## EXERCISE INSTRUCTIONS:
Copy, from the entries below, each line in which the string "Biết" appears.

***** ENTRIES SHOWN

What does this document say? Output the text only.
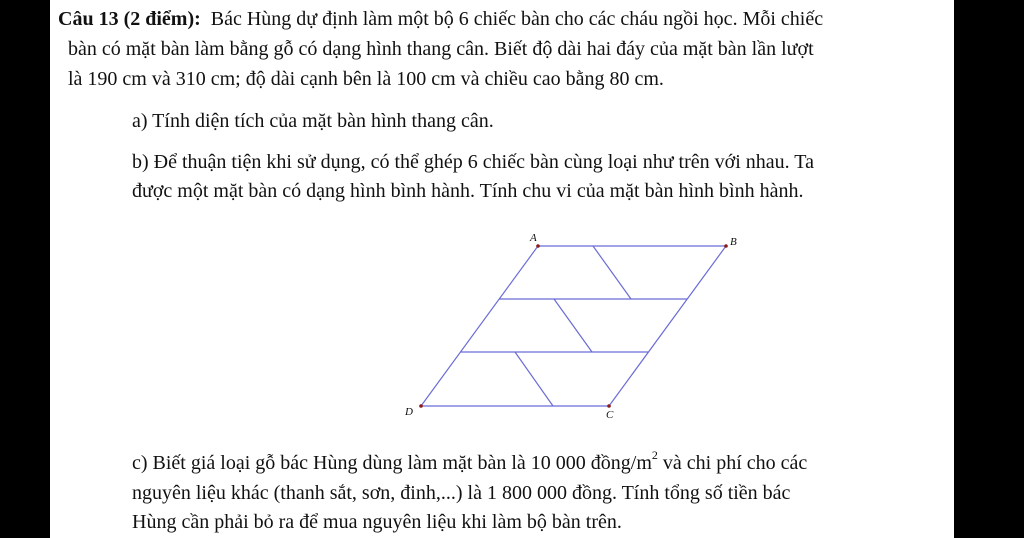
Câu 13 (2 điểm): Bác Hùng dự định làm một bộ 6 chiếc bàn cho các cháu ngồi học. Mỗi chiếc

bàn có mặt bàn làm bằng gỗ có dạng hình thang cân. Biết độ dài hai đáy của mặt bàn lần lượt

là 190 cm và 310 cm; độ dài cạnh bên là 100 cm và chiều cao bằng 80 cm.

a) Tính diện tích của mặt bàn hình thang cân.

b) Để thuận tiện khi sử dụng, có thể ghép 6 chiếc bàn cùng loại như trên với nhau. Ta

được một mặt bàn có dạng hình bình hành. Tính chu vi của mặt bàn hình bình hành.

A	B
C
D

c) Biết giá loại gỗ bác Hùng dùng làm mặt bàn là 10 000 đồng/$m^2$ và chi phí cho các

nguyên liệu khác (thanh sắt, sơn, đinh,...) là 1 800 000 đồng. Tính tổng số tiền bác

Hùng cần phải bỏ ra để mua nguyên liệu khi làm bộ bàn trên.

**********

## SOLUTION FOR THIS TASK:
bàn có mặt bàn làm bằng gỗ có dạng hình thang cân. Biết độ dài hai đáy của mặt bàn lần lượt
c) Biết giá loại gỗ bác Hùng dùng làm mặt bàn là 10 000 đồng/$m^2$ và chi phí cho các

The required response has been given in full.